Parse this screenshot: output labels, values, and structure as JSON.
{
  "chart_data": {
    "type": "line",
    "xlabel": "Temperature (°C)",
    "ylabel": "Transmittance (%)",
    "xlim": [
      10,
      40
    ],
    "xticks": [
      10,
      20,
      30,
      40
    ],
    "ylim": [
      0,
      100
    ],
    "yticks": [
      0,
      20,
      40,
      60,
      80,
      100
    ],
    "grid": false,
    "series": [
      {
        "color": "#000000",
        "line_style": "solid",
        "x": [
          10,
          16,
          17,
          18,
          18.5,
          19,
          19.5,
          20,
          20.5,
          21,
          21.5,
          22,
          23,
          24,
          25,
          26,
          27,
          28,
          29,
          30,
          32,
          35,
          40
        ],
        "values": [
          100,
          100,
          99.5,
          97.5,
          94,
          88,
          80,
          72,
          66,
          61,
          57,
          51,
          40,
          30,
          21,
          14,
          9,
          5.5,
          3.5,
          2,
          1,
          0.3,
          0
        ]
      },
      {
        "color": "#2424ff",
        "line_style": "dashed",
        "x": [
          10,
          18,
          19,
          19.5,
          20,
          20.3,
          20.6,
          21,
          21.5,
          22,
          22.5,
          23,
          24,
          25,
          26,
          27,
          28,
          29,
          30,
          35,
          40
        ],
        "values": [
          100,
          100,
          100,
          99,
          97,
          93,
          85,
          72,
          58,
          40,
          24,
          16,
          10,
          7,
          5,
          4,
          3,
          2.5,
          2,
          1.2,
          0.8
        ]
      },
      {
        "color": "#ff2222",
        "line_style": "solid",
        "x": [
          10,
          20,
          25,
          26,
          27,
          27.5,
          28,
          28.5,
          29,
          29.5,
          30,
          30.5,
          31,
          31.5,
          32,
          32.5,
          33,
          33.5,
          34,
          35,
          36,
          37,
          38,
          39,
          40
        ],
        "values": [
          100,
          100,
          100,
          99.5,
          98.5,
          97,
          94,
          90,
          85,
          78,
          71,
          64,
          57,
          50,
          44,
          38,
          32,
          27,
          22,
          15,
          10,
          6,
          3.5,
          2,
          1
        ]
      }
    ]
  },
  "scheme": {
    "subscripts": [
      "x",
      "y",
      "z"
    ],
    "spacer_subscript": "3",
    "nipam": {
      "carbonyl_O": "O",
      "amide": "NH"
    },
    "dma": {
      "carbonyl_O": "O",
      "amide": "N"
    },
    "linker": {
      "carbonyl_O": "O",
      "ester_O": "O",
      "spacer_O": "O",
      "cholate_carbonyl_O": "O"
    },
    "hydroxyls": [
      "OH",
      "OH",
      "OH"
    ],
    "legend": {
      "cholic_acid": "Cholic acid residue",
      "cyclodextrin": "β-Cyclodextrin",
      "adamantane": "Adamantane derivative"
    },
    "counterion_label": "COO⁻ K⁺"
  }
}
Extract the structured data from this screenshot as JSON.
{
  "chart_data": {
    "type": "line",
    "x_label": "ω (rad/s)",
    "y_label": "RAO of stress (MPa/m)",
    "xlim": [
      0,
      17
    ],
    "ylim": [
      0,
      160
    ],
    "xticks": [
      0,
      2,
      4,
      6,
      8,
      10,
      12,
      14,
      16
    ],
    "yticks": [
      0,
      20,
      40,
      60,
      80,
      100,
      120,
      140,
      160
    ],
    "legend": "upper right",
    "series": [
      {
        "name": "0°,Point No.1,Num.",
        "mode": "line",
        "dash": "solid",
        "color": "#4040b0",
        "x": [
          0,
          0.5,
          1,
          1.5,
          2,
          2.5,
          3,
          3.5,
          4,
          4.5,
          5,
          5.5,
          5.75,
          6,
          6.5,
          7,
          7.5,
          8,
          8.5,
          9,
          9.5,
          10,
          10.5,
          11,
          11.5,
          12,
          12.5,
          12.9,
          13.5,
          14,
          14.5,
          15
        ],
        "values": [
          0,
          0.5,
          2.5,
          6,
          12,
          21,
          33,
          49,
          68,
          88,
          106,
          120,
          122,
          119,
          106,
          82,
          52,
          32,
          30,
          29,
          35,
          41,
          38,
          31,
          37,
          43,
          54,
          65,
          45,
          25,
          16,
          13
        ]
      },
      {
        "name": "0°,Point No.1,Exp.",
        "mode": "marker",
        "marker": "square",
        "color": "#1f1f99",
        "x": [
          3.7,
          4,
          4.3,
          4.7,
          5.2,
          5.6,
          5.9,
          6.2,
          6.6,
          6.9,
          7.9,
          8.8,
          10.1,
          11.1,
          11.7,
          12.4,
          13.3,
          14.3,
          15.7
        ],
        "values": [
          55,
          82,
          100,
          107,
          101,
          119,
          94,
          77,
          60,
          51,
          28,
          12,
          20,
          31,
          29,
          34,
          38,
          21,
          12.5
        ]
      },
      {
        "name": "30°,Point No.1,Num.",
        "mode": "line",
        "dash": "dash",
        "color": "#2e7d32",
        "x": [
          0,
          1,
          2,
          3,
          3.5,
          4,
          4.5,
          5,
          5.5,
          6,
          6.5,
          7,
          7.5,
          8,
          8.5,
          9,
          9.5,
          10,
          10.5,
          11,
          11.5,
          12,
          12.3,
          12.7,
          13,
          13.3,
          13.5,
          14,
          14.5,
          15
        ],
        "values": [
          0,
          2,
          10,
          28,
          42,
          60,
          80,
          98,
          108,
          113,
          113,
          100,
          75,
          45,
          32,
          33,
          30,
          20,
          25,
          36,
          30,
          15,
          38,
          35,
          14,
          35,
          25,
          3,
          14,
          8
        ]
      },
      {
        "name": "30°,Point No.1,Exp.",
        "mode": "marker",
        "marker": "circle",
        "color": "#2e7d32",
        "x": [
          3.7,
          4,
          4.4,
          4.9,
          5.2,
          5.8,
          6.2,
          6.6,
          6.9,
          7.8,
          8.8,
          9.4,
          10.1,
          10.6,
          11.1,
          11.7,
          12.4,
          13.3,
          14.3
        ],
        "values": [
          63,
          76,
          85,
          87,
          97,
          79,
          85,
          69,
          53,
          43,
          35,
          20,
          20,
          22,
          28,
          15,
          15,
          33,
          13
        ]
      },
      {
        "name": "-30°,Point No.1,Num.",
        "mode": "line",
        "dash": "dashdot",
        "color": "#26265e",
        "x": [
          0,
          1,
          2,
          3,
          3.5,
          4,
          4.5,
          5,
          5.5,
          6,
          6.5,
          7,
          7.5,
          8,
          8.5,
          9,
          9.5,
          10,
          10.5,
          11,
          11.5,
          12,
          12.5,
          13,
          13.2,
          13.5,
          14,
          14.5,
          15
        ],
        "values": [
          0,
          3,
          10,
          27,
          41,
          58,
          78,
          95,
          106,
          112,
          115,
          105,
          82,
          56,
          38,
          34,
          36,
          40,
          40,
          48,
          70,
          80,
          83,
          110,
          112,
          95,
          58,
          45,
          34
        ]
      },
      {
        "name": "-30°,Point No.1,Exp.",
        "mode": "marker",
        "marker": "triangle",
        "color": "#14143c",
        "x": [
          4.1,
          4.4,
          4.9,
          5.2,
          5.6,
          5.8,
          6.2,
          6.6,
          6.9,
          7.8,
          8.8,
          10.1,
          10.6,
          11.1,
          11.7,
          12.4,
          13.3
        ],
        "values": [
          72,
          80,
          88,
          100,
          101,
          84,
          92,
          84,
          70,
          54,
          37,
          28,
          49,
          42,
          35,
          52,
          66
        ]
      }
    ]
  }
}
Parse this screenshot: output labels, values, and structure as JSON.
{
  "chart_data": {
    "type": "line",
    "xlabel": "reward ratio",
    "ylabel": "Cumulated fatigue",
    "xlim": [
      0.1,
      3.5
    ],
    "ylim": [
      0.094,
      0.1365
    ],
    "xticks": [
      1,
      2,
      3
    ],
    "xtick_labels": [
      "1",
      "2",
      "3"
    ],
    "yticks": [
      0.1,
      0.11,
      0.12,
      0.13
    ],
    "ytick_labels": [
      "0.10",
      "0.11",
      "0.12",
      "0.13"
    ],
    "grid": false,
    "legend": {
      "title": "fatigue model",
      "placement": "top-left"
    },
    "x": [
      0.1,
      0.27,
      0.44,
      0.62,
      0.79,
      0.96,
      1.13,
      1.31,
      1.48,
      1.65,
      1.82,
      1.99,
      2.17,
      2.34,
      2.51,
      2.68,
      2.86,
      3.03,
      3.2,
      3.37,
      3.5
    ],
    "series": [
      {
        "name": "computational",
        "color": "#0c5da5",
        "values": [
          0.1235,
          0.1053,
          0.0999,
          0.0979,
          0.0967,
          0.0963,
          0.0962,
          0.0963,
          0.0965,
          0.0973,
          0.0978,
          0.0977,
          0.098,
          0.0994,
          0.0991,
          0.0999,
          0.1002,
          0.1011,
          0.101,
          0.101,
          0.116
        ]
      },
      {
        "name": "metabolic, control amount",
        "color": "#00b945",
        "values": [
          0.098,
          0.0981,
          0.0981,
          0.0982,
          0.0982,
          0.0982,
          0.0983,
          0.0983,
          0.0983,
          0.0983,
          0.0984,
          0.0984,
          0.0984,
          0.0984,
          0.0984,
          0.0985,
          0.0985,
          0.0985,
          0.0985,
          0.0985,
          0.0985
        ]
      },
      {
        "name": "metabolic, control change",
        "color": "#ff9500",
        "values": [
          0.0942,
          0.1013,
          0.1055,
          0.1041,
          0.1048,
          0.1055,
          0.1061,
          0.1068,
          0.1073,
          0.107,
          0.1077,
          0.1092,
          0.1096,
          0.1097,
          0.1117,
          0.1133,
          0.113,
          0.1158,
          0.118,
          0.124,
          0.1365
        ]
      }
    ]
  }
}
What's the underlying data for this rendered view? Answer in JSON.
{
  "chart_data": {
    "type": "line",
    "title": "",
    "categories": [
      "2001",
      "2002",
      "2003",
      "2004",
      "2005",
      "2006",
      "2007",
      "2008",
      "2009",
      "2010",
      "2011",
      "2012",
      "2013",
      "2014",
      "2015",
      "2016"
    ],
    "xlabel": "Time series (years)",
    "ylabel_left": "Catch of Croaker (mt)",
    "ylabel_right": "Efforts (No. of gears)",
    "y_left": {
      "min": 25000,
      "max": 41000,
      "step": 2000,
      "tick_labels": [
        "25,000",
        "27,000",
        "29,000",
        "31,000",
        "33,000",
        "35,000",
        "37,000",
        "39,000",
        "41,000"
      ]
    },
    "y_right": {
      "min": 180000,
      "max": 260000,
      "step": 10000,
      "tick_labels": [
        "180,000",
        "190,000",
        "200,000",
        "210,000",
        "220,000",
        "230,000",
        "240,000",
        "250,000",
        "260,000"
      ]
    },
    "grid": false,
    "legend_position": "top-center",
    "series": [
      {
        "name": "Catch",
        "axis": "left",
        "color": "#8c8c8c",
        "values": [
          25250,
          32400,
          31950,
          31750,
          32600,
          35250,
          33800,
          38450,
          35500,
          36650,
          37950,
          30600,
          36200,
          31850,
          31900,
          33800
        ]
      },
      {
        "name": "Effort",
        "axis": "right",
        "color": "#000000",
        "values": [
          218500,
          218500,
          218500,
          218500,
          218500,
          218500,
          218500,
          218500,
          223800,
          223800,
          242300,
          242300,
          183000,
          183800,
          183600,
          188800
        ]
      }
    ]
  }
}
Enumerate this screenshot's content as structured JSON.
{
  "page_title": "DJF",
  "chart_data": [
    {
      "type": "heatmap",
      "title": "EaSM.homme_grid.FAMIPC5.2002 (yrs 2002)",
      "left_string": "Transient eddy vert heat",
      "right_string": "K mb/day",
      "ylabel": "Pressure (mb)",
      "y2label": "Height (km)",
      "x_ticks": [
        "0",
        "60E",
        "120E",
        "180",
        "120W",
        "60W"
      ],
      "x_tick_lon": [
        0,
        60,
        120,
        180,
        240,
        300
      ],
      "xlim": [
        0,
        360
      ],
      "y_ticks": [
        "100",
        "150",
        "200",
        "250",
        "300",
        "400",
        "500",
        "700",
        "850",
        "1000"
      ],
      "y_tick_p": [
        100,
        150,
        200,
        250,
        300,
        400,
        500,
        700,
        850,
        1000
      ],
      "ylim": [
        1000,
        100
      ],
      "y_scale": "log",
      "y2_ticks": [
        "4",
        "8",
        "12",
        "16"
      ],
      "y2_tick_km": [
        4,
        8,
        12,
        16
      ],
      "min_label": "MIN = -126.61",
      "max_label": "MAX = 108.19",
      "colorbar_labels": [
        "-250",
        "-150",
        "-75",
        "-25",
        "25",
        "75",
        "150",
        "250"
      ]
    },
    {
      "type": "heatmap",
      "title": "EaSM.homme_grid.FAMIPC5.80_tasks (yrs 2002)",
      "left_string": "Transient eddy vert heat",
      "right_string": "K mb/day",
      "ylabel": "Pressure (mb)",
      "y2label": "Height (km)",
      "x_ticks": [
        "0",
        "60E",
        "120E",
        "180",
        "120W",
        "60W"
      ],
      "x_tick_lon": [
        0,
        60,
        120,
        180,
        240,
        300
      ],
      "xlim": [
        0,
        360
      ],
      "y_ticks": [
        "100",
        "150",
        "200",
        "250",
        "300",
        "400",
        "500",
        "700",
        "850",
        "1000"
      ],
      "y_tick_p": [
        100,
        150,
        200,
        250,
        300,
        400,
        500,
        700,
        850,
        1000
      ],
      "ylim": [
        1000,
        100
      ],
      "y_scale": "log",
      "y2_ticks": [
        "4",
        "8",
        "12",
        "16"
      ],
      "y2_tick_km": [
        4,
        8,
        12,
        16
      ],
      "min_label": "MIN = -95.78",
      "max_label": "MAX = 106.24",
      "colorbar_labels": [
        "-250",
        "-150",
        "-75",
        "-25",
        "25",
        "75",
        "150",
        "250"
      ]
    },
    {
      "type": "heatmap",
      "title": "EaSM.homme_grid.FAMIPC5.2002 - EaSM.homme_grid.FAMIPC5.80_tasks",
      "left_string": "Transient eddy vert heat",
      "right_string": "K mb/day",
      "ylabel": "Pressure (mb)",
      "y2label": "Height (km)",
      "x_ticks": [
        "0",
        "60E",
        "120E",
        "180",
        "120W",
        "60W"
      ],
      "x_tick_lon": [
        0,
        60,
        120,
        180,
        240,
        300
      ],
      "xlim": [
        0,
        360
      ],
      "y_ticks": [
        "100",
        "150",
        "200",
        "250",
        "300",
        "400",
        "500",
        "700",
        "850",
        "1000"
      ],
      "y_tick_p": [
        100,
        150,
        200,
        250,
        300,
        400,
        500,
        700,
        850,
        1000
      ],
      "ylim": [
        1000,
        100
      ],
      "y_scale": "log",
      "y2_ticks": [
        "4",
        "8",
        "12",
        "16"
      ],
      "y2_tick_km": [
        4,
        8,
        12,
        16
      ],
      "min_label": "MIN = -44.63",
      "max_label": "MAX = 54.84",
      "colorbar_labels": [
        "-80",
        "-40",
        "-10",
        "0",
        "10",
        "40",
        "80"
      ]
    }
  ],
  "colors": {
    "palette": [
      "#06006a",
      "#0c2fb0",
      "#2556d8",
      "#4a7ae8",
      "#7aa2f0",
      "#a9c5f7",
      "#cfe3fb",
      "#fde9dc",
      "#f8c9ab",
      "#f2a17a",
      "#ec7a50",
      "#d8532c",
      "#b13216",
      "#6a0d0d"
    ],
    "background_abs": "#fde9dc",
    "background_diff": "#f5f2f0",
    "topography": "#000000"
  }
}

· · ·

WHAT YOU WILL DO = Only lines with the string "Point" belong in your answer; copy each one.

OUTPUT FOR THIS TASK =
        "name": "0°,Point No.1,Num.",
        "name": "0°,Point No.1,Exp.",
        "name": "30°,Point No.1,Num.",
        "name": "30°,Point No.1,Exp.",
        "name": "-30°,Point No.1,Num.",
        "name": "-30°,Point No.1,Exp.",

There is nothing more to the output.